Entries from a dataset
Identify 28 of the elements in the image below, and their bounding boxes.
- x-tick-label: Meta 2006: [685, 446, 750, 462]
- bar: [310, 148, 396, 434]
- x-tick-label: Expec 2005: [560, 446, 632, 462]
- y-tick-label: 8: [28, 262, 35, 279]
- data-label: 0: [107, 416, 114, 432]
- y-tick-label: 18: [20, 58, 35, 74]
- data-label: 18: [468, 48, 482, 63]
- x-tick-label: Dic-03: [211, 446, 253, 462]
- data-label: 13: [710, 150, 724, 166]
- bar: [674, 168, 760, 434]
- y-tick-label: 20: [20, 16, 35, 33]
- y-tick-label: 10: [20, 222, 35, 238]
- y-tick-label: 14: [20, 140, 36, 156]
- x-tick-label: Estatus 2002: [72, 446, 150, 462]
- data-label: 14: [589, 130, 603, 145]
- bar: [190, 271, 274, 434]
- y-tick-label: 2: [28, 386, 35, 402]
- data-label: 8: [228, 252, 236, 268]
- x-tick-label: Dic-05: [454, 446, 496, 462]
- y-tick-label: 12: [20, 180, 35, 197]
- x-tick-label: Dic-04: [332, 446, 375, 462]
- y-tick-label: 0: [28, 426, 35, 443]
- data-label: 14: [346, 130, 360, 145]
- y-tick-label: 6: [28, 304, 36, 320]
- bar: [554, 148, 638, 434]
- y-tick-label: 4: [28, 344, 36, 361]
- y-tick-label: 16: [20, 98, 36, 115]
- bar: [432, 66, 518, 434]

**WHAT TO DO:** Can you give the items from the start through the line containing "- data-label: 18: [468, 48, 482, 63]" as a Markdown table with columns Row and Line, numbering each line and leaving out blank lines?

**FINISHED TASK:**
| Row | Line |
|---|---|
| 1 | Identify 28 of the elements in the image below, and their bounding boxes. |
| 2 | - x-tick-label: Meta 2006: [685, 446, 750, 462] |
| 3 | - bar: [310, 148, 396, 434] |
| 4 | - x-tick-label: Expec 2005: [560, 446, 632, 462] |
| 5 | - y-tick-label: 8: [28, 262, 35, 279] |
| 6 | - data-label: 0: [107, 416, 114, 432] |
| 7 | - y-tick-label: 18: [20, 58, 35, 74] |
| 8 | - data-label: 18: [468, 48, 482, 63] |